YOUR GOAL –
Pull each line containing "this" out of the data and copy it.

########################################

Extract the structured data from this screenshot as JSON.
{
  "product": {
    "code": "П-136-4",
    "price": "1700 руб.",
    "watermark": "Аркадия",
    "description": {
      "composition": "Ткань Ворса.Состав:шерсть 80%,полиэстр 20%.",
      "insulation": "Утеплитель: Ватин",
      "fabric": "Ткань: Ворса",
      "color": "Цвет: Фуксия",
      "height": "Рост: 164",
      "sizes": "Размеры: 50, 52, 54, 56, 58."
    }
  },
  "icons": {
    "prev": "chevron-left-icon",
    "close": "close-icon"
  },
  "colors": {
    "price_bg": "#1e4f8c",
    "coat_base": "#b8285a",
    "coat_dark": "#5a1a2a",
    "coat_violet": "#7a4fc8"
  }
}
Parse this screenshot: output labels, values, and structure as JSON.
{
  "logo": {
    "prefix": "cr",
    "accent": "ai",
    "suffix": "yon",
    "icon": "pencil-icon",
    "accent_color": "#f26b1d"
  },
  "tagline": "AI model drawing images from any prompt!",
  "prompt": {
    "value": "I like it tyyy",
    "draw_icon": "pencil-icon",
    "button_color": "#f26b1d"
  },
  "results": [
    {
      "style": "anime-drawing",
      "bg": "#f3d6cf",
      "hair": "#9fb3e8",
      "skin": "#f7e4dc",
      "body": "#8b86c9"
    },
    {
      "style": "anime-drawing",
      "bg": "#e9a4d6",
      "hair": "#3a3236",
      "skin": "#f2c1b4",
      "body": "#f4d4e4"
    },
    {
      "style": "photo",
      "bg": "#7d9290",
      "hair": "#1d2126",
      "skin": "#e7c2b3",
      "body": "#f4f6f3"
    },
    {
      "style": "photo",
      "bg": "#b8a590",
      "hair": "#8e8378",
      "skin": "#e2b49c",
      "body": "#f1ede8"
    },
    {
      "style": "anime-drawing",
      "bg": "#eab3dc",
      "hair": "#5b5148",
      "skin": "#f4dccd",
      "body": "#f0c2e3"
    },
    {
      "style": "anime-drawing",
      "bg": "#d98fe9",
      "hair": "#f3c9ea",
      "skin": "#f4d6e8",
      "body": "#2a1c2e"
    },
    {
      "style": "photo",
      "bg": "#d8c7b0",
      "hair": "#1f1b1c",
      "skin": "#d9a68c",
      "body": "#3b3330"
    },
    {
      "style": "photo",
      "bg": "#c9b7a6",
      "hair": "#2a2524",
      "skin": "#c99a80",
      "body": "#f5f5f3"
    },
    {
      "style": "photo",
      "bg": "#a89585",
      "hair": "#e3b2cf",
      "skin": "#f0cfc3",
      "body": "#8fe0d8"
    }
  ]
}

########################################

WORKED ANSWER –
Extract the structured data from this screenshot as JSON.
Parse this screenshot: output labels, values, and structure as JSON.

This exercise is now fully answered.